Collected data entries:
--- BEGIN ---

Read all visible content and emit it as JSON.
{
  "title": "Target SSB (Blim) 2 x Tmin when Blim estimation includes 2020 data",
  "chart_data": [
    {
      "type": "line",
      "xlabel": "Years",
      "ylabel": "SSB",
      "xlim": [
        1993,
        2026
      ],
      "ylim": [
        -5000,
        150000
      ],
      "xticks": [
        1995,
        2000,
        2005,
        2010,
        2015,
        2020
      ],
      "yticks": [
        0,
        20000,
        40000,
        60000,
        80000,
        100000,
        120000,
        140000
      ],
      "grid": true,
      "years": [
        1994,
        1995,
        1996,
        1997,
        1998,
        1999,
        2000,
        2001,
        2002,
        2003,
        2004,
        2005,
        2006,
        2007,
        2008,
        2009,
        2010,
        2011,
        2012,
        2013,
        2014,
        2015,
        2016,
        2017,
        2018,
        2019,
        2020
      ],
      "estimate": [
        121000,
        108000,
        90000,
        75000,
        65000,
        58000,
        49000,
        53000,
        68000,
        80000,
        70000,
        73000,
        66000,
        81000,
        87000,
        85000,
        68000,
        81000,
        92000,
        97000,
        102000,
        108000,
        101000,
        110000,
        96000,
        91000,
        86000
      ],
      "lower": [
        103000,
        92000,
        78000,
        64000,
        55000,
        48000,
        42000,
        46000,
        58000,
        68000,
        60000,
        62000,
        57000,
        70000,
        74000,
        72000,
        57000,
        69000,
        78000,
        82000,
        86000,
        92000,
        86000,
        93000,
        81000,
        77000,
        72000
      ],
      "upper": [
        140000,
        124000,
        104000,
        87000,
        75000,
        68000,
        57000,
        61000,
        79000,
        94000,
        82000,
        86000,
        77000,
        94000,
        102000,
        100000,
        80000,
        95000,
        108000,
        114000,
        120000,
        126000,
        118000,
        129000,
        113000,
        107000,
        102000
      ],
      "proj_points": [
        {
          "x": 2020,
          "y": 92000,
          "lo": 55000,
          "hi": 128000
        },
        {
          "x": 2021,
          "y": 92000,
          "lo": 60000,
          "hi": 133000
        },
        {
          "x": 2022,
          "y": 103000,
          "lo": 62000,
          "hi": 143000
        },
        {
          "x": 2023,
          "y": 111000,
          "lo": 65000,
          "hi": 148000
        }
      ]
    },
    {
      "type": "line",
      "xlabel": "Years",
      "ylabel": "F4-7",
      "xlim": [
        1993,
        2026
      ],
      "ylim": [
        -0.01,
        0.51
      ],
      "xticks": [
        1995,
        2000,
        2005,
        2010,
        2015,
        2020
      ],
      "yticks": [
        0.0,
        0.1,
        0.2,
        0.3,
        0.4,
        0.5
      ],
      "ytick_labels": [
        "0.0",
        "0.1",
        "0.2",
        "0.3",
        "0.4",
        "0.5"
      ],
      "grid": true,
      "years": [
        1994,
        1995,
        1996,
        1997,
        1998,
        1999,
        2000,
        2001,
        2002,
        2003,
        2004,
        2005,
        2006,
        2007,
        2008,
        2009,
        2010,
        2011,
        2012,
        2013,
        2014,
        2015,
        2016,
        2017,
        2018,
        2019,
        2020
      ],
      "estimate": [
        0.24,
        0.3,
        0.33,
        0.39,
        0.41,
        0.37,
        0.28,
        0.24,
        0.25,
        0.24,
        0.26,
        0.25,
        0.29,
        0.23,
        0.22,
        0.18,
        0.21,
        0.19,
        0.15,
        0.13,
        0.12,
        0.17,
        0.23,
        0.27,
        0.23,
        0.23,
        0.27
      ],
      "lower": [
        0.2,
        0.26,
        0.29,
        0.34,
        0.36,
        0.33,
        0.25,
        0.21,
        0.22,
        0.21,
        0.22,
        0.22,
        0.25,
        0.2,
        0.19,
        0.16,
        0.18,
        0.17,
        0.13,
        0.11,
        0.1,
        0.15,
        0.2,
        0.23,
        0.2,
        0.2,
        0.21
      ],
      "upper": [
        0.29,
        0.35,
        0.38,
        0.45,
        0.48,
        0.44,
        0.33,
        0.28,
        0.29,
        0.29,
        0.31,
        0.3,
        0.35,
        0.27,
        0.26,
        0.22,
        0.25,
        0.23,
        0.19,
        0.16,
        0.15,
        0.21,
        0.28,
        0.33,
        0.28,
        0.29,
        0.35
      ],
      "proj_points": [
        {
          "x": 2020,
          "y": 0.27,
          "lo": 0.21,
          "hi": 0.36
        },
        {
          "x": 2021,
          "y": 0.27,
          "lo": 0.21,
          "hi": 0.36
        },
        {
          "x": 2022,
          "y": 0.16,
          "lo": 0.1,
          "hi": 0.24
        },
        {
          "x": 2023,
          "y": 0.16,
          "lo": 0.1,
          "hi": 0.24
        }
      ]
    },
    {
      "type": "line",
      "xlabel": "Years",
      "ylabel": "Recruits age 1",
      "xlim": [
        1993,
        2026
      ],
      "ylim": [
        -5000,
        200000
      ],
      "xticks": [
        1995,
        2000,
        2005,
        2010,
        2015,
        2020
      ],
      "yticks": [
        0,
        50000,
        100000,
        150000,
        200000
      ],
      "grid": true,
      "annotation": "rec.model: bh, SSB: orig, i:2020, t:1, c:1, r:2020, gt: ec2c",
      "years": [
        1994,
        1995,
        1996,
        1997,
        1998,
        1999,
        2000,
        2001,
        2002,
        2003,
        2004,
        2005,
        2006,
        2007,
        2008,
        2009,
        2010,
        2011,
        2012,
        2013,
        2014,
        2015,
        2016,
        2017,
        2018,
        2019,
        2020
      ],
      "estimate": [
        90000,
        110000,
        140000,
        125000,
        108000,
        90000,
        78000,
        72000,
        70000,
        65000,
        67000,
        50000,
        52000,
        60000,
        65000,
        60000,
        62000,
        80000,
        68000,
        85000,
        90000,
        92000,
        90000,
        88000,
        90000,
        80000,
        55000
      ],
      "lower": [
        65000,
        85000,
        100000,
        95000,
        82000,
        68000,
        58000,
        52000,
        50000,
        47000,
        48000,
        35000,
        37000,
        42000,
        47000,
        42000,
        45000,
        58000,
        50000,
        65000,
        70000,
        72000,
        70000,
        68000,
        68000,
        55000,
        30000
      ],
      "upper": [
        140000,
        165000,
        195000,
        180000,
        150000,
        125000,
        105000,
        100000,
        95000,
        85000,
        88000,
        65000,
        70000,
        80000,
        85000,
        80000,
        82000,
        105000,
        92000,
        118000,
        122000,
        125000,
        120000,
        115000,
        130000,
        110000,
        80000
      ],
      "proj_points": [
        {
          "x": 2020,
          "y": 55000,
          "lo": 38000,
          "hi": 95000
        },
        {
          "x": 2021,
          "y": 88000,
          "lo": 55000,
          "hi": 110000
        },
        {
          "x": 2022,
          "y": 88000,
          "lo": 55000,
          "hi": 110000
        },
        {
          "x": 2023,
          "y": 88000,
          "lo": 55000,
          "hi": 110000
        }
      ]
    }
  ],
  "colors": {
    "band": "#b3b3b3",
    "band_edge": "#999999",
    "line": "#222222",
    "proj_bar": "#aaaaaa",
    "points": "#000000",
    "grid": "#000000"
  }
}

--- END ---

• [Required work]
All of the lines above need to be given again exactly.

• [The result]
Read all visible content and emit it as JSON.
{
  "title": "Target SSB (Blim) 2 x Tmin when Blim estimation includes 2020 data",
  "chart_data": [
    {
      "type": "line",
      "xlabel": "Years",
      "ylabel": "SSB",
      "xlim": [
        1993,
        2026
      ],
      "ylim": [
        -5000,
        150000
      ],
      "xticks": [
        1995,
        2000,
        2005,
        2010,
        2015,
        2020
      ],
      "yticks": [
        0,
        20000,
        40000,
        60000,
        80000,
        100000,
        120000,
        140000
      ],
      "grid": true,
      "years": [
        1994,
        1995,
        1996,
        1997,
        1998,
        1999,
        2000,
        2001,
        2002,
        2003,
        2004,
        2005,
        2006,
        2007,
        2008,
        2009,
        2010,
        2011,
        2012,
        2013,
        2014,
        2015,
        2016,
        2017,
        2018,
        2019,
        2020
      ],
      "estimate": [
        121000,
        108000,
        90000,
        75000,
        65000,
        58000,
        49000,
        53000,
        68000,
        80000,
        70000,
        73000,
        66000,
        81000,
        87000,
        85000,
        68000,
        81000,
        92000,
        97000,
        102000,
        108000,
        101000,
        110000,
        96000,
        91000,
        86000
      ],
      "lower": [
        103000,
        92000,
        78000,
        64000,
        55000,
        48000,
        42000,
        46000,
        58000,
        68000,
        60000,
        62000,
        57000,
        70000,
        74000,
        72000,
        57000,
        69000,
        78000,
        82000,
        86000,
        92000,
        86000,
        93000,
        81000,
        77000,
        72000
      ],
      "upper": [
        140000,
        124000,
        104000,
        87000,
        75000,
        68000,
        57000,
        61000,
        79000,
        94000,
        82000,
        86000,
        77000,
        94000,
        102000,
        100000,
        80000,
        95000,
        108000,
        114000,
        120000,
        126000,
        118000,
        129000,
        113000,
        107000,
        102000
      ],
      "proj_points": [
        {
          "x": 2020,
          "y": 92000,
          "lo": 55000,
          "hi": 128000
        },
        {
          "x": 2021,
          "y": 92000,
          "lo": 60000,
          "hi": 133000
        },
        {
          "x": 2022,
          "y": 103000,
          "lo": 62000,
          "hi": 143000
        },
        {
          "x": 2023,
          "y": 111000,
          "lo": 65000,
          "hi": 148000
        }
      ]
    },
    {
      "type": "line",
      "xlabel": "Years",
      "ylabel": "F4-7",
      "xlim": [
        1993,
        2026
      ],
      "ylim": [
        -0.01,
        0.51
      ],
      "xticks": [
        1995,
        2000,
        2005,
        2010,
        2015,
        2020
      ],
      "yticks": [
        0.0,
        0.1,
        0.2,
        0.3,
        0.4,
        0.5
      ],
      "ytick_labels": [
        "0.0",
        "0.1",
        "0.2",
        "0.3",
        "0.4",
        "0.5"
      ],
      "grid": true,
      "years": [
        1994,
        1995,
        1996,
        1997,
        1998,
        1999,
        2000,
        2001,
        2002,
        2003,
        2004,
        2005,
        2006,
        2007,
        2008,
        2009,
        2010,
        2011,
        2012,
        2013,
        2014,
        2015,
        2016,
        2017,
        2018,
        2019,
        2020
      ],
      "estimate": [
        0.24,
        0.3,
        0.33,
        0.39,
        0.41,
        0.37,
        0.28,
        0.24,
        0.25,
        0.24,
        0.26,
        0.25,
        0.29,
        0.23,
        0.22,
        0.18,
        0.21,
        0.19,
        0.15,
        0.13,
        0.12,
        0.17,
        0.23,
        0.27,
        0.23,
        0.23,
        0.27
      ],
      "lower": [
        0.2,
        0.26,
        0.29,
        0.34,
        0.36,
        0.33,
        0.25,
        0.21,
        0.22,
        0.21,
        0.22,
        0.22,
        0.25,
        0.2,
        0.19,
        0.16,
        0.18,
        0.17,
        0.13,
        0.11,
        0.1,
        0.15,
        0.2,
        0.23,
        0.2,
        0.2,
        0.21
      ],
      "upper": [
        0.29,
        0.35,
        0.38,
        0.45,
        0.48,
        0.44,
        0.33,
        0.28,
        0.29,
        0.29,
        0.31,
        0.3,
        0.35,
        0.27,
        0.26,
        0.22,
        0.25,
        0.23,
        0.19,
        0.16,
        0.15,
        0.21,
        0.28,
        0.33,
        0.28,
        0.29,
        0.35
      ],
      "proj_points": [
        {
          "x": 2020,
          "y": 0.27,
          "lo": 0.21,
          "hi": 0.36
        },
        {
          "x": 2021,
          "y": 0.27,
          "lo": 0.21,
          "hi": 0.36
        },
        {
          "x": 2022,
          "y": 0.16,
          "lo": 0.1,
          "hi": 0.24
        },
        {
          "x": 2023,
          "y": 0.16,
          "lo": 0.1,
          "hi": 0.24
        }
      ]
    },
    {
      "type": "line",
      "xlabel": "Years",
      "ylabel": "Recruits age 1",
      "xlim": [
        1993,
        2026
      ],
      "ylim": [
        -5000,
        200000
      ],
      "xticks": [
        1995,
        2000,
        2005,
        2010,
        2015,
        2020
      ],
      "yticks": [
        0,
        50000,
        100000,
        150000,
        200000
      ],
      "grid": true,
      "annotation": "rec.model: bh, SSB: orig, i:2020, t:1, c:1, r:2020, gt: ec2c",
      "years": [
        1994,
        1995,
        1996,
        1997,
        1998,
        1999,
        2000,
        2001,
        2002,
        2003,
        2004,
        2005,
        2006,
        2007,
        2008,
        2009,
        2010,
        2011,
        2012,
        2013,
        2014,
        2015,
        2016,
        2017,
        2018,
        2019,
        2020
      ],
      "estimate": [
        90000,
        110000,
        140000,
        125000,
        108000,
        90000,
        78000,
        72000,
        70000,
        65000,
        67000,
        50000,
        52000,
        60000,
        65000,
        60000,
        62000,
        80000,
        68000,
        85000,
        90000,
        92000,
        90000,
        88000,
        90000,
        80000,
        55000
      ],
      "lower": [
        65000,
        85000,
        100000,
        95000,
        82000,
        68000,
        58000,
        52000,
        50000,
        47000,
        48000,
        35000,
        37000,
        42000,
        47000,
        42000,
        45000,
        58000,
        50000,
        65000,
        70000,
        72000,
        70000,
        68000,
        68000,
        55000,
        30000
      ],
      "upper": [
        140000,
        165000,
        195000,
        180000,
        150000,
        125000,
        105000,
        100000,
        95000,
        85000,
        88000,
        65000,
        70000,
        80000,
        85000,
        80000,
        82000,
        105000,
        92000,
        118000,
        122000,
        125000,
        120000,
        115000,
        130000,
        110000,
        80000
      ],
      "proj_points": [
        {
          "x": 2020,
          "y": 55000,
          "lo": 38000,
          "hi": 95000
        },
        {
          "x": 2021,
          "y": 88000,
          "lo": 55000,
          "hi": 110000
        },
        {
          "x": 2022,
          "y": 88000,
          "lo": 55000,
          "hi": 110000
        },
        {
          "x": 2023,
          "y": 88000,
          "lo": 55000,
          "hi": 110000
        }
      ]
    }
  ],
  "colors": {
    "band": "#b3b3b3",
    "band_edge": "#999999",
    "line": "#222222",
    "proj_bar": "#aaaaaa",
    "points": "#000000",
    "grid": "#000000"
  }
}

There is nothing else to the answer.